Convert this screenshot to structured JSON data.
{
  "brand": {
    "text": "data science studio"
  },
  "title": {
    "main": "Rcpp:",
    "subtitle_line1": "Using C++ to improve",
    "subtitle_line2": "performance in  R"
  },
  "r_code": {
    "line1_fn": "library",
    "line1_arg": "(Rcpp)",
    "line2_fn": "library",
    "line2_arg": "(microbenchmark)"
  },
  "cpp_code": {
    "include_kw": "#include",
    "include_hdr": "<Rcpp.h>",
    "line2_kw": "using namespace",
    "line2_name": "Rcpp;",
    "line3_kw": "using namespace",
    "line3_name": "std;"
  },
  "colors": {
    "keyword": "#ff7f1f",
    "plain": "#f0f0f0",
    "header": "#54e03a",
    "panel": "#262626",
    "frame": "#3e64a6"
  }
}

What the task requires:
Retype the material in full, character for character.

Output:
Convert this screenshot to structured JSON data.
{
  "brand": {
    "text": "data science studio"
  },
  "title": {
    "main": "Rcpp:",
    "subtitle_line1": "Using C++ to improve",
    "subtitle_line2": "performance in  R"
  },
  "r_code": {
    "line1_fn": "library",
    "line1_arg": "(Rcpp)",
    "line2_fn": "library",
    "line2_arg": "(microbenchmark)"
  },
  "cpp_code": {
    "include_kw": "#include",
    "include_hdr": "<Rcpp.h>",
    "line2_kw": "using namespace",
    "line2_name": "Rcpp;",
    "line3_kw": "using namespace",
    "line3_name": "std;"
  },
  "colors": {
    "keyword": "#ff7f1f",
    "plain": "#f0f0f0",
    "header": "#54e03a",
    "panel": "#262626",
    "frame": "#3e64a6"
  }
}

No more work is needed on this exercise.